» Directions for this task
Print the whole listing exactly.

» Extracted material
* BEGIN *

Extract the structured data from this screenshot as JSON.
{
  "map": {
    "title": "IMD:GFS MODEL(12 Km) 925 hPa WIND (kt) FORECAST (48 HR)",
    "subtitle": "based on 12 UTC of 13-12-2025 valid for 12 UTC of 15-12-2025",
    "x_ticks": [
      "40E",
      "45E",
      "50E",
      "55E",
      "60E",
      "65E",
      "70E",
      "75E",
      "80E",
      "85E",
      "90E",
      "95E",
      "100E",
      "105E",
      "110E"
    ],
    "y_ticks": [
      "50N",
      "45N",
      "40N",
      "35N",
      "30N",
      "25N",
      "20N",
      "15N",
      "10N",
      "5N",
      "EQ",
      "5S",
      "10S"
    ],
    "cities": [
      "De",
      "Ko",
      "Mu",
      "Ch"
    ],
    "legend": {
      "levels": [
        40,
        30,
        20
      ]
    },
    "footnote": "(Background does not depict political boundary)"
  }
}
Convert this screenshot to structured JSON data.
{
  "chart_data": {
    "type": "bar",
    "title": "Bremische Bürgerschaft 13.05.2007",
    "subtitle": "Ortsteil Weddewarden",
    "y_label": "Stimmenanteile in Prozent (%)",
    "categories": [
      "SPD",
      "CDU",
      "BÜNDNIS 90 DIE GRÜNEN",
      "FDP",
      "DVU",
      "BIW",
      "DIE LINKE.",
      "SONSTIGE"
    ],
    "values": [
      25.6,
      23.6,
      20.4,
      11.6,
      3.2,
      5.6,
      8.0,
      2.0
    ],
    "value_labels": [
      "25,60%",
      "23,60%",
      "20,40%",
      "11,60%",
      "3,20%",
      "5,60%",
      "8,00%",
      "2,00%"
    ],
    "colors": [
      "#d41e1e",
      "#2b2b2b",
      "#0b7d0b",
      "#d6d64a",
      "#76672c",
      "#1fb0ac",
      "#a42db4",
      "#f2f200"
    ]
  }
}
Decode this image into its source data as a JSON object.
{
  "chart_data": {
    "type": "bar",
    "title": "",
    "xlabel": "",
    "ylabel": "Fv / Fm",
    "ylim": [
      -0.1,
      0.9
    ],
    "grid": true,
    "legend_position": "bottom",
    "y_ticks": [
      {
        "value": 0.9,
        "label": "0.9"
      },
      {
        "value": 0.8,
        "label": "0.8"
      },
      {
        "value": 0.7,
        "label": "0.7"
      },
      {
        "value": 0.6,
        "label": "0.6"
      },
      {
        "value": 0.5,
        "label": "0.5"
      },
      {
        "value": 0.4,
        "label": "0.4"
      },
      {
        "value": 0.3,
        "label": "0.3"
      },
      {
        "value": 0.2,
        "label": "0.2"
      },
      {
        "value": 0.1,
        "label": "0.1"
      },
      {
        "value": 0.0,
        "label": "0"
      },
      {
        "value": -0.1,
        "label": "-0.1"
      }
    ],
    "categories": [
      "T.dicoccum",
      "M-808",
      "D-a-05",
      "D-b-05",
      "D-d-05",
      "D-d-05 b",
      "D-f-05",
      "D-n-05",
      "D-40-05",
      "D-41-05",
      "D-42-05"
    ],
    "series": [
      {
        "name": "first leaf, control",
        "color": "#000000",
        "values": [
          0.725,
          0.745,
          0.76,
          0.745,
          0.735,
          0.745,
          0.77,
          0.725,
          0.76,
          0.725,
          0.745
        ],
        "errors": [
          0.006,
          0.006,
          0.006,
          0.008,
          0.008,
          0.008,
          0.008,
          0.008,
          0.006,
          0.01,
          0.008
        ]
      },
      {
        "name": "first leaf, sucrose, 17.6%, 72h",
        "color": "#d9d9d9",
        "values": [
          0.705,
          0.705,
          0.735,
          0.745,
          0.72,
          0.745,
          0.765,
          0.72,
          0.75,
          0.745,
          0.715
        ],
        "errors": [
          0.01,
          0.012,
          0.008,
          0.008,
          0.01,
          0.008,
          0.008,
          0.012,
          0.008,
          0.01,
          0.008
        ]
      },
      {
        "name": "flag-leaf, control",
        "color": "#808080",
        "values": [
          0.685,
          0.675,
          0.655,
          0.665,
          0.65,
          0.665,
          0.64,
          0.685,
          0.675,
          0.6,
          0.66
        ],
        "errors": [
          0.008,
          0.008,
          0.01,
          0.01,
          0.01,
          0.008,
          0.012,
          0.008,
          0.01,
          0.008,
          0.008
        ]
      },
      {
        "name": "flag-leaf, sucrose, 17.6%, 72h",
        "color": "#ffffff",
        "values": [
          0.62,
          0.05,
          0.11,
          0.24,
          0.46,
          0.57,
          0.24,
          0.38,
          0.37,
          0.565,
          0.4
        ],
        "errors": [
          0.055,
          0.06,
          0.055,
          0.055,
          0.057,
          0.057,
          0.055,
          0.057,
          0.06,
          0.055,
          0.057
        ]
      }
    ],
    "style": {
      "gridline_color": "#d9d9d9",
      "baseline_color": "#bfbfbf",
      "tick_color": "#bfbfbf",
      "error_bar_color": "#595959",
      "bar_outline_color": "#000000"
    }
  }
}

* END *

» Problem solution
Extract the structured data from this screenshot as JSON.
{
  "map": {
    "title": "IMD:GFS MODEL(12 Km) 925 hPa WIND (kt) FORECAST (48 HR)",
    "subtitle": "based on 12 UTC of 13-12-2025 valid for 12 UTC of 15-12-2025",
    "x_ticks": [
      "40E",
      "45E",
      "50E",
      "55E",
      "60E",
      "65E",
      "70E",
      "75E",
      "80E",
      "85E",
      "90E",
      "95E",
      "100E",
      "105E",
      "110E"
    ],
    "y_ticks": [
      "50N",
      "45N",
      "40N",
      "35N",
      "30N",
      "25N",
      "20N",
      "15N",
      "10N",
      "5N",
      "EQ",
      "5S",
      "10S"
    ],
    "cities": [
      "De",
      "Ko",
      "Mu",
      "Ch"
    ],
    "legend": {
      "levels": [
        40,
        30,
        20
      ]
    },
    "footnote": "(Background does not depict political boundary)"
  }
}
Convert this screenshot to structured JSON data.
{
  "chart_data": {
    "type": "bar",
    "title": "Bremische Bürgerschaft 13.05.2007",
    "subtitle": "Ortsteil Weddewarden",
    "y_label": "Stimmenanteile in Prozent (%)",
    "categories": [
      "SPD",
      "CDU",
      "BÜNDNIS 90 DIE GRÜNEN",
      "FDP",
      "DVU",
      "BIW",
      "DIE LINKE.",
      "SONSTIGE"
    ],
    "values": [
      25.6,
      23.6,
      20.4,
      11.6,
      3.2,
      5.6,
      8.0,
      2.0
    ],
    "value_labels": [
      "25,60%",
      "23,60%",
      "20,40%",
      "11,60%",
      "3,20%",
      "5,60%",
      "8,00%",
      "2,00%"
    ],
    "colors": [
      "#d41e1e",
      "#2b2b2b",
      "#0b7d0b",
      "#d6d64a",
      "#76672c",
      "#1fb0ac",
      "#a42db4",
      "#f2f200"
    ]
  }
}
Decode this image into its source data as a JSON object.
{
  "chart_data": {
    "type": "bar",
    "title": "",
    "xlabel": "",
    "ylabel": "Fv / Fm",
    "ylim": [
      -0.1,
      0.9
    ],
    "grid": true,
    "legend_position": "bottom",
    "y_ticks": [
      {
        "value": 0.9,
        "label": "0.9"
      },
      {
        "value": 0.8,
        "label": "0.8"
      },
      {
        "value": 0.7,
        "label": "0.7"
      },
      {
        "value": 0.6,
        "label": "0.6"
      },
      {
        "value": 0.5,
        "label": "0.5"
      },
      {
        "value": 0.4,
        "label": "0.4"
      },
      {
        "value": 0.3,
        "label": "0.3"
      },
      {
        "value": 0.2,
        "label": "0.2"
      },
      {
        "value": 0.1,
        "label": "0.1"
      },
      {
        "value": 0.0,
        "label": "0"
      },
      {
        "value": -0.1,
        "label": "-0.1"
      }
    ],
    "categories": [
      "T.dicoccum",
      "M-808",
      "D-a-05",
      "D-b-05",
      "D-d-05",
      "D-d-05 b",
      "D-f-05",
      "D-n-05",
      "D-40-05",
      "D-41-05",
      "D-42-05"
    ],
    "series": [
      {
        "name": "first leaf, control",
        "color": "#000000",
        "values": [
          0.725,
          0.745,
          0.76,
          0.745,
          0.735,
          0.745,
          0.77,
          0.725,
          0.76,
          0.725,
          0.745
        ],
        "errors": [
          0.006,
          0.006,
          0.006,
          0.008,
          0.008,
          0.008,
          0.008,
          0.008,
          0.006,
          0.01,
          0.008
        ]
      },
      {
        "name": "first leaf, sucrose, 17.6%, 72h",
        "color": "#d9d9d9",
        "values": [
          0.705,
          0.705,
          0.735,
          0.745,
          0.72,
          0.745,
          0.765,
          0.72,
          0.75,
          0.745,
          0.715
        ],
        "errors": [
          0.01,
          0.012,
          0.008,
          0.008,
          0.01,
          0.008,
          0.008,
          0.012,
          0.008,
          0.01,
          0.008
        ]
      },
      {
        "name": "flag-leaf, control",
        "color": "#808080",
        "values": [
          0.685,
          0.675,
          0.655,
          0.665,
          0.65,
          0.665,
          0.64,
          0.685,
          0.675,
          0.6,
          0.66
        ],
        "errors": [
          0.008,
          0.008,
          0.01,
          0.01,
          0.01,
          0.008,
          0.012,
          0.008,
          0.01,
          0.008,
          0.008
        ]
      },
      {
        "name": "flag-leaf, sucrose, 17.6%, 72h",
        "color": "#ffffff",
        "values": [
          0.62,
          0.05,
          0.11,
          0.24,
          0.46,
          0.57,
          0.24,
          0.38,
          0.37,
          0.565,
          0.4
        ],
        "errors": [
          0.055,
          0.06,
          0.055,
          0.055,
          0.057,
          0.057,
          0.055,
          0.057,
          0.06,
          0.055,
          0.057
        ]
      }
    ],
    "style": {
      "gridline_color": "#d9d9d9",
      "baseline_color": "#bfbfbf",
      "tick_color": "#bfbfbf",
      "error_bar_color": "#595959",
      "bar_outline_color": "#000000"
    }
  }
}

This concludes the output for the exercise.